■ Passage given
Regex Matching

Previous: Variables

The previous articles introduced literal matching (<=) for checking that specific text appears in the output, and variables for storing and reusing values. But there is a gap between the two: how do you extract a part of the output and store it in a variable?

Consider a command that prints a version string like server v3.2.1 started on port 8080. With literal match, you can verify the whole string appeared — but you cannot pull out 3.2.1 or 8080 separately. You might need the port number to connect from another shell, or the version to include in a log message. Literal match gives you all-or-nothing: the entire matched text, or nothing at all.

Regex matching solves this. The <? operator matches output using a regular expression, and capture groups let you extract specific pieces of the matched text into numbered variables that you can use in subsequent operations.

Here is a test that extracts a date from command output and uses each part separately:

test "parse a date" {
    shell s {
        > echo "2026-03-08"
        <? ^(\d{4})-(\d{2})-(\d{2})$
        > echo "year=${1} month=${2} day=${3}"
        <? ^year=2026 month=03 day=08$
    }
}

This test comes from tests/relux/tests/variables/capture_groups.relux in the Relux source tree.

The <? operator matches the output against the regex pattern ^(\d{4})-(\d{2})-(\d{2})$. The three parenthesized groups capture the year, month, and day. After the match, $1, $2, and $3 hold those values — and they can be used in the next send, just like any other variable.

The `<?` operator

The regex match operator <? works like literal match (<=) in most ways: it scans forward from the cursor, waits up to the timeout for a match, and advances the cursor past the matched text when it succeeds. The difference is in how it interprets the pattern.

■ Records shown

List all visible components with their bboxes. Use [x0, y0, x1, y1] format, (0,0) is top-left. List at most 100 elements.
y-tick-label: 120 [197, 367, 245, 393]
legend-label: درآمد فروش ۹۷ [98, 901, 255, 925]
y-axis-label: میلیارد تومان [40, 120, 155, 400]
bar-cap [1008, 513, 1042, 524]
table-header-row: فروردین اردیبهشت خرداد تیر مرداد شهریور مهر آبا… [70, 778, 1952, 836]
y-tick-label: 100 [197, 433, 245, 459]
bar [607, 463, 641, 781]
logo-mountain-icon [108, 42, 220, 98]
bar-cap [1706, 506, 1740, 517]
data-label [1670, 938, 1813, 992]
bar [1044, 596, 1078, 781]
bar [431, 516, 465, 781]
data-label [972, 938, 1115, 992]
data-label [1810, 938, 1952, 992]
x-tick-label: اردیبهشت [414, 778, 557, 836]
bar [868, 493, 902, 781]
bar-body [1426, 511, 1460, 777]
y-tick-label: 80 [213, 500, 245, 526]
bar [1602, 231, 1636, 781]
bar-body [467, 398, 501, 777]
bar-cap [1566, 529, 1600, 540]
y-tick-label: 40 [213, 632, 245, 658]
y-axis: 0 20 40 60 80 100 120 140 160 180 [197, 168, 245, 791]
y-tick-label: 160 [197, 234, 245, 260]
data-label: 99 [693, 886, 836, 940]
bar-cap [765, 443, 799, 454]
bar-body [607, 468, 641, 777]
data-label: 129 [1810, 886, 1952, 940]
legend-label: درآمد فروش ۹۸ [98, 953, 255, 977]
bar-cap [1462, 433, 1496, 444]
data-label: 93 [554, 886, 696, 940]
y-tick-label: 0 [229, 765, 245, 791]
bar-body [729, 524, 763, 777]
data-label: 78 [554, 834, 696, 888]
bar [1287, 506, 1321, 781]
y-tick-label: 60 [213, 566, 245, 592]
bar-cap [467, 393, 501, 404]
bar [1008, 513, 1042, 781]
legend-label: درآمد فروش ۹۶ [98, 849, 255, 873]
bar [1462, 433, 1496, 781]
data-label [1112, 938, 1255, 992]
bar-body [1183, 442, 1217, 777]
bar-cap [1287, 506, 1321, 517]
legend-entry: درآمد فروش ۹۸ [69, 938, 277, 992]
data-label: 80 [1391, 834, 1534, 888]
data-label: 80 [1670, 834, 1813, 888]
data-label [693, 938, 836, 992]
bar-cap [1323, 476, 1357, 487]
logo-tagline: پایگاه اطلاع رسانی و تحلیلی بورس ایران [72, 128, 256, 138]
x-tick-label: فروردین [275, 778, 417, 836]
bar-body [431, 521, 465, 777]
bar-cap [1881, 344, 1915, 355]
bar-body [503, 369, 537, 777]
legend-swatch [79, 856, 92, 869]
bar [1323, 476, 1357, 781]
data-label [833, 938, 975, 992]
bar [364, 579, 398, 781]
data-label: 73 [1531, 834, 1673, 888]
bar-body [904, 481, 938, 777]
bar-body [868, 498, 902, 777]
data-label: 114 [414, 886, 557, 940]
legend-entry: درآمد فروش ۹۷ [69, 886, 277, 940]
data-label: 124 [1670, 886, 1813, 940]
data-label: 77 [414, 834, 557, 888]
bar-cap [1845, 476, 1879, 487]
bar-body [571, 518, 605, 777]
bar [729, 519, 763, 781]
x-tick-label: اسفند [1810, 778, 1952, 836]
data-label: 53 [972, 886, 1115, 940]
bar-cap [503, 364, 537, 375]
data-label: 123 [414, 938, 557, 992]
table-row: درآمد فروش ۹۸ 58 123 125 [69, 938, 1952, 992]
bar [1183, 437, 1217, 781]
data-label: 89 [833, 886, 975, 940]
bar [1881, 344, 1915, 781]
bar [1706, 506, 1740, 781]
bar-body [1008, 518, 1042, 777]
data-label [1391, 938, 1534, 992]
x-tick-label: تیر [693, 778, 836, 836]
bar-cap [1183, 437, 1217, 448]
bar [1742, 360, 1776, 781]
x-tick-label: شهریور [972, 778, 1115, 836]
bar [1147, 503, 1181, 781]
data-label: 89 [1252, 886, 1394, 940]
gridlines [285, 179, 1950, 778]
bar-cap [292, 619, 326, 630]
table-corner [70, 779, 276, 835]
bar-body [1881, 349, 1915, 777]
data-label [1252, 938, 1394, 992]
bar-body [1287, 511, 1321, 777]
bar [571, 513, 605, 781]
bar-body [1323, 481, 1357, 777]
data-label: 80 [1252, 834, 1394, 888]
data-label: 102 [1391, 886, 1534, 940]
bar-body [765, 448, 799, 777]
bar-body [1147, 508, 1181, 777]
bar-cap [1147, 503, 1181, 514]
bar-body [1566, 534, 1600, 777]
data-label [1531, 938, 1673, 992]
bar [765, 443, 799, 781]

■ What you will do
A. Return the entries from their first line through the line containing "bar [1008, 513, 1042, 781]", including both of those lines, reproduced verbatim.
B. Carry the page on regex matching further, starting right after its last sentence.

■ Expected answers
A.
List all visible components with their bboxes. Use [x0, y0, x1, y1] format, (0,0) is top-left. List at most 100 elements.
y-tick-label: 120 [197, 367, 245, 393]
legend-label: درآمد فروش ۹۷ [98, 901, 255, 925]
y-axis-label: میلیارد تومان [40, 120, 155, 400]
bar-cap [1008, 513, 1042, 524]
table-header-row: فروردین اردیبهشت خرداد تیر مرداد شهریور مهر آبا… [70, 778, 1952, 836]
y-tick-label: 100 [197, 433, 245, 459]
bar [607, 463, 641, 781]
logo-mountain-icon [108, 42, 220, 98]
bar-cap [1706, 506, 1740, 517]
data-label [1670, 938, 1813, 992]
bar [1044, 596, 1078, 781]
bar [431, 516, 465, 781]
data-label [972, 938, 1115, 992]
data-label [1810, 938, 1952, 992]
x-tick-label: اردیبهشت [414, 778, 557, 836]
bar [868, 493, 902, 781]
bar-body [1426, 511, 1460, 777]
y-tick-label: 80 [213, 500, 245, 526]
bar [1602, 231, 1636, 781]
bar-body [467, 398, 501, 777]
bar-cap [1566, 529, 1600, 540]
y-tick-label: 40 [213, 632, 245, 658]
y-axis: 0 20 40 60 80 100 120 140 160 180 [197, 168, 245, 791]
y-tick-label: 160 [197, 234, 245, 260]
data-label: 99 [693, 886, 836, 940]
bar-cap [765, 443, 799, 454]
bar-body [607, 468, 641, 777]
data-label: 129 [1810, 886, 1952, 940]
legend-label: درآمد فروش ۹۸ [98, 953, 255, 977]
bar-cap [1462, 433, 1496, 444]
data-label: 93 [554, 886, 696, 940]
y-tick-label: 0 [229, 765, 245, 791]
bar-body [729, 524, 763, 777]
data-label: 78 [554, 834, 696, 888]
bar [1287, 506, 1321, 781]
y-tick-label: 60 [213, 566, 245, 592]
bar-cap [467, 393, 501, 404]
bar [1008, 513, 1042, 781]

B.
Where <= treats its payload as a plain substring to find, <? compiles it as a regular expression. The regex flavor is Rust’s regex crate — a Perl-compatible syntax without lookahead or backreferences, but with full support for character classes, quantifiers, anchors, alternation, and capture groups. Multi-line mode is enabled by default, so ^ and $ match the start and end of each line, not just the start and end of the entire buffer.

Like <=, the <? operator with an empty pattern acts as a buffer reset — it consumes everything currently in the buffer without matching anything specific.

A simple regex match looks almost identical to a literal match:

test "basic regex match" {
    shell s {
        > echo hello-relux
        <? ^hello-relux$
    }
}

Capture groups

Parentheses in a regex pattern create capture groups. When the match succeeds, each group’s matched text becomes available through a numbered variable: $1 for the first group, $2 for the second, and so on. $0 holds the full match — everything the regex matched, not just the groups.

Here is a test that shows all three levels — full match, first group, second group:

test "full match via capture group zero" {
    shell s {
        > echo "hello world"
        <? (hello) (world)
        > echo "full='${0}' first='${1}' second='${2}'"
        <? ^full='hello world' first='hello' second='world'$
    }
}

$0 is hello world (the entire matched text), $1 is hello, and $2 is world.

If you access a capture group that does not exist — say $5 when the regex only has one group — it resolves to the empty string, just like an undefined variable:

test "missing capture group returns empty string" {
    shell s {
        > echo "one=1"
        <? ^one=(\d+)$
        > echo "five='${5}'"
        <? ^five=''$
    }
}

Captures are replaced on every match

Each <? match replaces all capture groups from the previous match. If the first match produced $1 and $2, and the second match has only one group, $2 becomes empty — it does not retain its old value:

test "captures overwritten by next match" {
    shell s {
        > echo "key=abc val=xyz"
        <? ^key=(\w+) val=(\w+)$
        > echo "g1=${1} g2=${2}"
        <? ^g1=abc g2=xyz$
        > echo "only=one"
        <? ^only=(\w+)$
        > echo "g1=${1} g2='${2}'"
        <? ^g1=one g2=''$
    }
}

After the second <?, $1 is one and $2 is gone. The captures from the first match are completely discarded.

Saving captures to named variables

Because captures are replaced on every match, you can save a captured value into a named variable with let to keep it around:

test "capture into variable" {
    shell s {
        > echo "key=alpha"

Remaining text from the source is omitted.